→ SET EXERCISE
Track down each line that has the word "color" and copy it.

== MATERIAL FOR THIS EXERCISE

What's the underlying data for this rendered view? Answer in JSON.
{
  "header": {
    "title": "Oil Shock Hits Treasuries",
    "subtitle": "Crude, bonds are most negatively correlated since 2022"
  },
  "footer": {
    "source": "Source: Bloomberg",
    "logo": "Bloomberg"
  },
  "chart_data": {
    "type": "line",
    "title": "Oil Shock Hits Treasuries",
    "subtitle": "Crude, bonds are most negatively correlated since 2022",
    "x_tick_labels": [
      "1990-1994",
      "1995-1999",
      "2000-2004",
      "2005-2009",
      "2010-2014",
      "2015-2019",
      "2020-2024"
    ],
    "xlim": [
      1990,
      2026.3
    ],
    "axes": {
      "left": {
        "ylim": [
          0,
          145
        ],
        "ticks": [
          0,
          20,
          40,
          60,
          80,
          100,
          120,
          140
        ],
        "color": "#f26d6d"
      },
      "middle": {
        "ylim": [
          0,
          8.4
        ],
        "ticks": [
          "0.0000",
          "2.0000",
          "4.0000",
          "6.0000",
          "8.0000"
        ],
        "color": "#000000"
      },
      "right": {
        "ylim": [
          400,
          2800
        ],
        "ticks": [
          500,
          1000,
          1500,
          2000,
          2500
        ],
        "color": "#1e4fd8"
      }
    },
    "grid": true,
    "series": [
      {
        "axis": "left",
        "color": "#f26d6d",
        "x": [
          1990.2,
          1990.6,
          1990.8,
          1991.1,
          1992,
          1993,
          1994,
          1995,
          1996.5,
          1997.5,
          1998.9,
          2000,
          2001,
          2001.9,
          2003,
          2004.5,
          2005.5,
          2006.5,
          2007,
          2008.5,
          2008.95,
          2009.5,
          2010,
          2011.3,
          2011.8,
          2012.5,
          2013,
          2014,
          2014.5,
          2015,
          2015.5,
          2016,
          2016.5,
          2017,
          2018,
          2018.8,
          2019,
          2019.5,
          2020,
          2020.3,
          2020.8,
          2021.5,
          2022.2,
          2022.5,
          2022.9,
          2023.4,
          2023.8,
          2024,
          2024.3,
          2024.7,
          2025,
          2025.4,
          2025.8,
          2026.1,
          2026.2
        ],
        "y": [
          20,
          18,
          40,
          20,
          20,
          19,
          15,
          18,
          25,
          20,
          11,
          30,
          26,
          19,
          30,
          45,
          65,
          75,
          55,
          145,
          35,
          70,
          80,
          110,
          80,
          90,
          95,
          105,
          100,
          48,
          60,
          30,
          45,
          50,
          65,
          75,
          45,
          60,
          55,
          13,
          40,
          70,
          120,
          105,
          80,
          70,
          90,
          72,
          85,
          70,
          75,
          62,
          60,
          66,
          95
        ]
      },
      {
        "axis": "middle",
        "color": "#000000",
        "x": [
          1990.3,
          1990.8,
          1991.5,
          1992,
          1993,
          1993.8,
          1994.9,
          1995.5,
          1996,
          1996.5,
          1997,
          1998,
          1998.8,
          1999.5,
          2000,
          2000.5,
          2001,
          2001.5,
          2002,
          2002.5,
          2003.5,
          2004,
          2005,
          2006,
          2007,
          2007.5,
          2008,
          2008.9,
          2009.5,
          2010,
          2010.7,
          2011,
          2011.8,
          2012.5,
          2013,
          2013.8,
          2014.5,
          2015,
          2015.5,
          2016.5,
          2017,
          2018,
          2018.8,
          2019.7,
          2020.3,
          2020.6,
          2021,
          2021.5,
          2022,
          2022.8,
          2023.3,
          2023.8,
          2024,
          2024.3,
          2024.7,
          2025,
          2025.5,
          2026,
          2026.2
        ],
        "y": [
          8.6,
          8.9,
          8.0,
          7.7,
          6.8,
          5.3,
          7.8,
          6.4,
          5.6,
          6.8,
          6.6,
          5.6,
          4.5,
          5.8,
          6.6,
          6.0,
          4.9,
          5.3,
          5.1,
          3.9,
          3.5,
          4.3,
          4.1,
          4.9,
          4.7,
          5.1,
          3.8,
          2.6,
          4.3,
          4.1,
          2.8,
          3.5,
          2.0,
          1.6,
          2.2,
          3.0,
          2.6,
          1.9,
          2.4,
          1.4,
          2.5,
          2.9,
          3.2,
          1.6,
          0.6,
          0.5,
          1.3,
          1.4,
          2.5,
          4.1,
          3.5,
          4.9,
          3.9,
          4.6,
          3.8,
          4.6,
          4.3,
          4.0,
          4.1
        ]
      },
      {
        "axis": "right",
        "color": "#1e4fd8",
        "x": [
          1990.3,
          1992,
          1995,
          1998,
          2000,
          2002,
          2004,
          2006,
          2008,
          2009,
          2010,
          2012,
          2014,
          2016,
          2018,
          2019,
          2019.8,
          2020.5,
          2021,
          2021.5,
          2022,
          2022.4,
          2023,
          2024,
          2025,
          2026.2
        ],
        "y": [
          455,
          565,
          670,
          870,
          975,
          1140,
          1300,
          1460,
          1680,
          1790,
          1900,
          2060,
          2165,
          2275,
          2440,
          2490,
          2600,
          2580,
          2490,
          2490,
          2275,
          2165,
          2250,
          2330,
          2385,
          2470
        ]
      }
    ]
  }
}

====

→ EXERCISE ANSWER
        "color": "#f26d6d"
        "color": "#000000"
        "color": "#1e4fd8"
        "color": "#f26d6d",
        "color": "#000000",
        "color": "#1e4fd8",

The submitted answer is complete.